JOB: Copy every line of the records below that holds the word "Apresentação".

EXERCISE MATERIALS:
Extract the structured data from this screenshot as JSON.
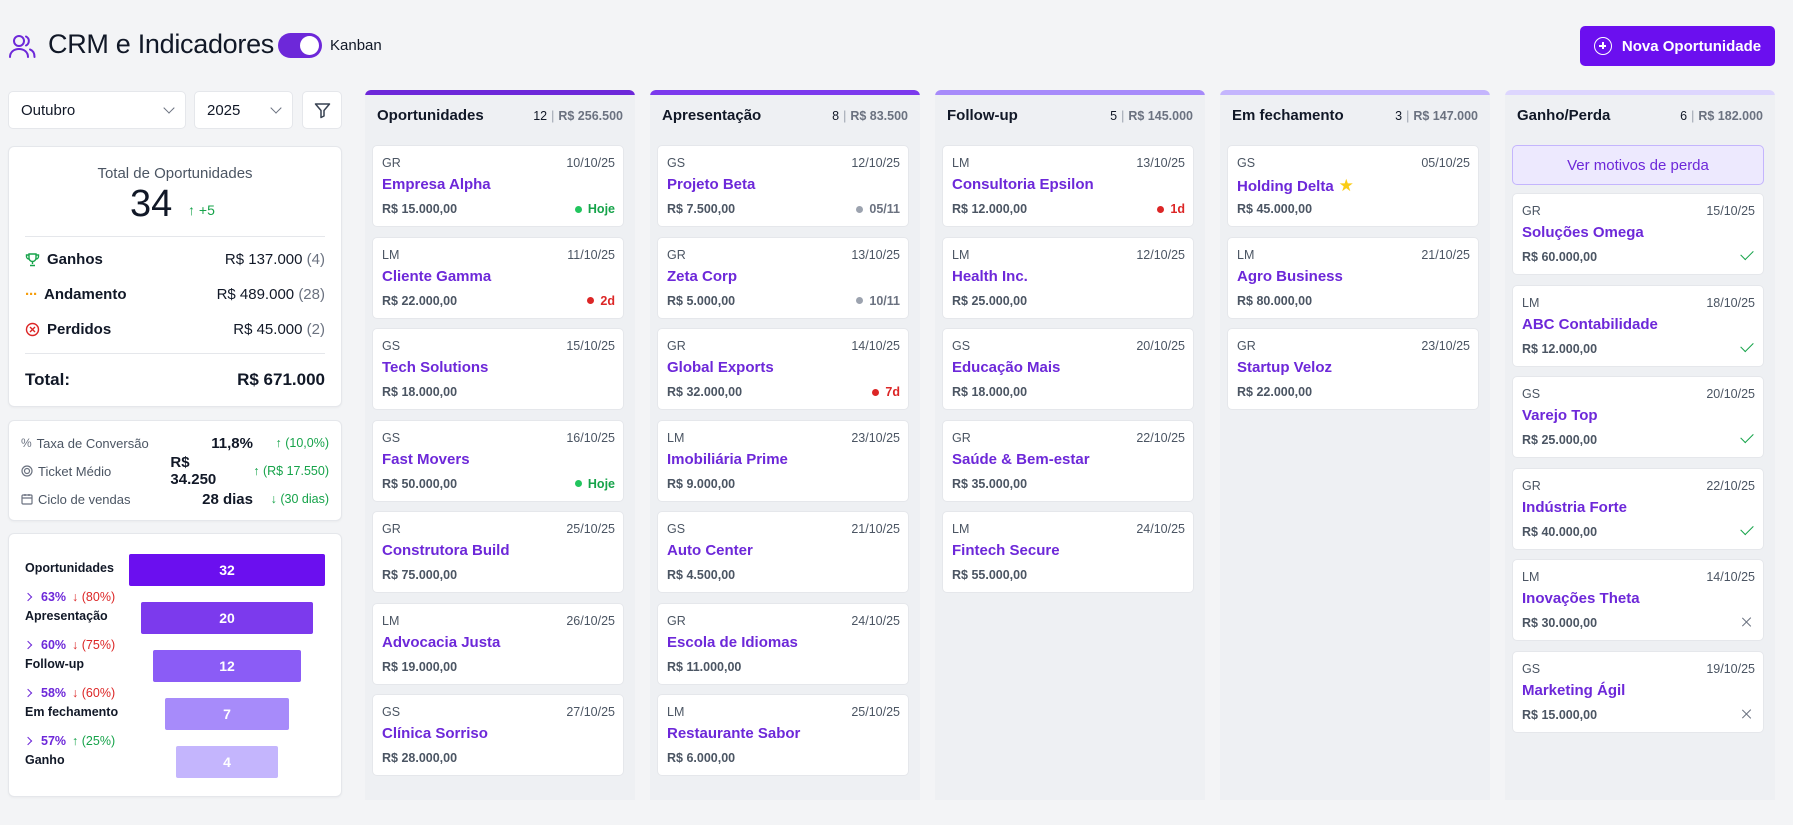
{
  "header": {
    "title": "CRM e Indicadores",
    "toggle_label": "Kanban",
    "new_button": "Nova Oportunidade"
  },
  "filters": {
    "month": "Outubro",
    "year": "2025"
  },
  "summary": {
    "label": "Total de Oportunidades",
    "total": "34",
    "delta": "+5",
    "won_label": "Ganhos",
    "won_value": "R$ 137.000",
    "won_count": "(4)",
    "progress_label": "Andamento",
    "progress_value": "R$ 489.000",
    "progress_count": "(28)",
    "lost_label": "Perdidos",
    "lost_value": "R$ 45.000",
    "lost_count": "(2)",
    "total_label": "Total:",
    "total_value": "R$ 671.000"
  },
  "metrics": [
    {
      "label": "Taxa de Conversão",
      "value": "11,8%",
      "delta": "(10,0%)"
    },
    {
      "label": "Ticket Médio",
      "value": "R$ 34.250",
      "delta": "(R$ 17.550)"
    },
    {
      "label": "Ciclo de vendas",
      "value": "28 dias",
      "delta": "(30 dias)"
    }
  ],
  "funnel": {
    "stages": [
      {
        "label": "Oportunidades",
        "value": 32,
        "color": "#6b0fef"
      },
      {
        "label": "Apresentação",
        "value": 20,
        "color": "#7c3aed"
      },
      {
        "label": "Follow-up",
        "value": 12,
        "color": "#8b5cf6"
      },
      {
        "label": "Em fechamento",
        "value": 7,
        "color": "#a78bfa"
      },
      {
        "label": "Ganho",
        "value": 4,
        "color": "#c4b5fd"
      }
    ],
    "conversions": [
      {
        "pct": "63%",
        "drop": "(80%)",
        "up": false
      },
      {
        "pct": "60%",
        "drop": "(75%)",
        "up": false
      },
      {
        "pct": "58%",
        "drop": "(60%)",
        "up": false
      },
      {
        "pct": "57%",
        "drop": "(25%)",
        "up": true
      }
    ]
  },
  "columns": [
    {
      "title": "Oportunidades",
      "count": "12",
      "amount": "R$ 256.500",
      "color": "#6d28d9",
      "cards": [
        {
          "owner": "GR",
          "date": "10/10/25",
          "name": "Empresa Alpha",
          "value": "R$ 15.000,00",
          "status": "Hoje",
          "status_type": "green"
        },
        {
          "owner": "LM",
          "date": "11/10/25",
          "name": "Cliente Gamma",
          "value": "R$ 22.000,00",
          "status": "2d",
          "status_type": "red"
        },
        {
          "owner": "GS",
          "date": "15/10/25",
          "name": "Tech Solutions",
          "value": "R$ 18.000,00",
          "status": "",
          "status_type": ""
        },
        {
          "owner": "GS",
          "date": "16/10/25",
          "name": "Fast Movers",
          "value": "R$ 50.000,00",
          "status": "Hoje",
          "status_type": "green"
        },
        {
          "owner": "GR",
          "date": "25/10/25",
          "name": "Construtora Build",
          "value": "R$ 75.000,00",
          "status": "",
          "status_type": ""
        },
        {
          "owner": "LM",
          "date": "26/10/25",
          "name": "Advocacia Justa",
          "value": "R$ 19.000,00",
          "status": "",
          "status_type": ""
        },
        {
          "owner": "GS",
          "date": "27/10/25",
          "name": "Clínica Sorriso",
          "value": "R$ 28.000,00",
          "status": "",
          "status_type": ""
        }
      ]
    },
    {
      "title": "Apresentação",
      "count": "8",
      "amount": "R$ 83.500",
      "color": "#7c3aed",
      "cards": [
        {
          "owner": "GS",
          "date": "12/10/25",
          "name": "Projeto Beta",
          "value": "R$ 7.500,00",
          "status": "05/11",
          "status_type": "gray"
        },
        {
          "owner": "GR",
          "date": "13/10/25",
          "name": "Zeta Corp",
          "value": "R$ 5.000,00",
          "status": "10/11",
          "status_type": "gray"
        },
        {
          "owner": "GR",
          "date": "14/10/25",
          "name": "Global Exports",
          "value": "R$ 32.000,00",
          "status": "7d",
          "status_type": "red"
        },
        {
          "owner": "LM",
          "date": "23/10/25",
          "name": "Imobiliária Prime",
          "value": "R$ 9.000,00",
          "status": "",
          "status_type": ""
        },
        {
          "owner": "GS",
          "date": "21/10/25",
          "name": "Auto Center",
          "value": "R$ 4.500,00",
          "status": "",
          "status_type": ""
        },
        {
          "owner": "GR",
          "date": "24/10/25",
          "name": "Escola de Idiomas",
          "value": "R$ 11.000,00",
          "status": "",
          "status_type": ""
        },
        {
          "owner": "LM",
          "date": "25/10/25",
          "name": "Restaurante Sabor",
          "value": "R$ 6.000,00",
          "status": "",
          "status_type": ""
        }
      ]
    },
    {
      "title": "Follow-up",
      "count": "5",
      "amount": "R$ 145.000",
      "color": "#a78bfa",
      "cards": [
        {
          "owner": "LM",
          "date": "13/10/25",
          "name": "Consultoria Epsilon",
          "value": "R$ 12.000,00",
          "status": "1d",
          "status_type": "red"
        },
        {
          "owner": "LM",
          "date": "12/10/25",
          "name": "Health Inc.",
          "value": "R$ 25.000,00",
          "status": "",
          "status_type": ""
        },
        {
          "owner": "GS",
          "date": "20/10/25",
          "name": "Educação Mais",
          "value": "R$ 18.000,00",
          "status": "",
          "status_type": ""
        },
        {
          "owner": "GR",
          "date": "22/10/25",
          "name": "Saúde & Bem-estar",
          "value": "R$ 35.000,00",
          "status": "",
          "status_type": ""
        },
        {
          "owner": "LM",
          "date": "24/10/25",
          "name": "Fintech Secure",
          "value": "R$ 55.000,00",
          "status": "",
          "status_type": ""
        }
      ]
    },
    {
      "title": "Em fechamento",
      "count": "3",
      "amount": "R$ 147.000",
      "color": "#c4b5fd",
      "cards": [
        {
          "owner": "GS",
          "date": "05/10/25",
          "name": "Holding Delta",
          "value": "R$ 45.000,00",
          "status": "",
          "status_type": "",
          "star": true
        },
        {
          "owner": "LM",
          "date": "21/10/25",
          "name": "Agro Business",
          "value": "R$ 80.000,00",
          "status": "",
          "status_type": ""
        },
        {
          "owner": "GR",
          "date": "23/10/25",
          "name": "Startup Veloz",
          "value": "R$ 22.000,00",
          "status": "",
          "status_type": ""
        }
      ]
    },
    {
      "title": "Ganho/Perda",
      "count": "6",
      "amount": "R$ 182.000",
      "color": "#ddd6fe",
      "loss_button": "Ver motivos de perda",
      "cards": [
        {
          "owner": "GR",
          "date": "15/10/25",
          "name": "Soluções Omega",
          "value": "R$ 60.000,00",
          "result": "won"
        },
        {
          "owner": "LM",
          "date": "18/10/25",
          "name": "ABC Contabilidade",
          "value": "R$ 12.000,00",
          "result": "won"
        },
        {
          "owner": "GS",
          "date": "20/10/25",
          "name": "Varejo Top",
          "value": "R$ 25.000,00",
          "result": "won"
        },
        {
          "owner": "GR",
          "date": "22/10/25",
          "name": "Indústria Forte",
          "value": "R$ 40.000,00",
          "result": "won"
        },
        {
          "owner": "LM",
          "date": "14/10/25",
          "name": "Inovações Theta",
          "value": "R$ 30.000,00",
          "result": "lost"
        },
        {
          "owner": "GS",
          "date": "19/10/25",
          "name": "Marketing Ágil",
          "value": "R$ 15.000,00",
          "result": "lost"
        }
      ]
    }
  ]
}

FINISHED ANSWER:
        "label": "Apresentação",
      "title": "Apresentação",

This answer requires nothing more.